:: Task prompt ::
Can you pull out each line of the data below that includes the word "culinary"?

:: Input records ::
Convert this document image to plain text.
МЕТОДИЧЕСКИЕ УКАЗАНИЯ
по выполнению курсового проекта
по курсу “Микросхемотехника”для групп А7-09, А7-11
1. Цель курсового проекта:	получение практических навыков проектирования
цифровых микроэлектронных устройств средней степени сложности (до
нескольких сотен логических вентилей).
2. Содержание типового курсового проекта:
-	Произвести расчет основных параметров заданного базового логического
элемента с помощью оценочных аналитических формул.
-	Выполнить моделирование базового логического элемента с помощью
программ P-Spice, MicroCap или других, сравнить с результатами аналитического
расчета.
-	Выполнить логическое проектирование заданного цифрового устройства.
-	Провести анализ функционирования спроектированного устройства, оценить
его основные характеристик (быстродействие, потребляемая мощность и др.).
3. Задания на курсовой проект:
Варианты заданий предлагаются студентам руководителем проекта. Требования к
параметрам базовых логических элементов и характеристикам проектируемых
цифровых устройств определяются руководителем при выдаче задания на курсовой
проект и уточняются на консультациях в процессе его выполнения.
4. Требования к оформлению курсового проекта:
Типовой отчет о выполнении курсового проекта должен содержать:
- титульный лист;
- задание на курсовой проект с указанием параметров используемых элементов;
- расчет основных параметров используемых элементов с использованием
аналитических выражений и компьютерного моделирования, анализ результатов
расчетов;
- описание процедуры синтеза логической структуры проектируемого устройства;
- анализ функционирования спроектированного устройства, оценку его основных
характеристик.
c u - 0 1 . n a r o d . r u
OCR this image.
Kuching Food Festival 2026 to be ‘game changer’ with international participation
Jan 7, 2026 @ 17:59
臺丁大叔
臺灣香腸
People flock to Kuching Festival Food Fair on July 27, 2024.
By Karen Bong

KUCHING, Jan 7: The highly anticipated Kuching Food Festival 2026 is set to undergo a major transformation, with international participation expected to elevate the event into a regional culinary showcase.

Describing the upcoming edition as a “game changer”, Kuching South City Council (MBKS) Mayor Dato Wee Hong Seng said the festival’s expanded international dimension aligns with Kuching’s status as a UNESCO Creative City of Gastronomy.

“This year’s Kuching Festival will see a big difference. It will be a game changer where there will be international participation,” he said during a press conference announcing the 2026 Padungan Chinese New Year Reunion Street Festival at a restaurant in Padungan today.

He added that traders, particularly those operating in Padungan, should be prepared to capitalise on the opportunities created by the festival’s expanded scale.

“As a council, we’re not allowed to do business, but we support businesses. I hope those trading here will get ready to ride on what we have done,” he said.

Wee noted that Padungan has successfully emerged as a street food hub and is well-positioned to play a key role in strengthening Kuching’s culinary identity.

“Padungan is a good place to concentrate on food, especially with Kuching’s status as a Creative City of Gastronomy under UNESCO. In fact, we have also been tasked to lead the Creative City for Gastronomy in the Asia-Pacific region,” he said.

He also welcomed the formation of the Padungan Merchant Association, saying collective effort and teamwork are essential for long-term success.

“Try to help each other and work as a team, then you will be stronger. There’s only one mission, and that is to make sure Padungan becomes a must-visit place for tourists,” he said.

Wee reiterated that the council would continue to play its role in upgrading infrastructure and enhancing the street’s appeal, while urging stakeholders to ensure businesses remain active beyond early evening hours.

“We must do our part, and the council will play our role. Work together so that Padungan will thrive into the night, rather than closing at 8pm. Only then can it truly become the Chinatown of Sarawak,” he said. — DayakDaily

:: Correct result ::
KUCHING, Jan 7: The highly anticipated Kuching Food Festival 2026 is set to undergo a major transformation, with international participation expected to elevate the event into a regional culinary showcase.
Wee noted that Padungan has successfully emerged as a street food hub and is well-positioned to play a key role in strengthening Kuching’s culinary identity.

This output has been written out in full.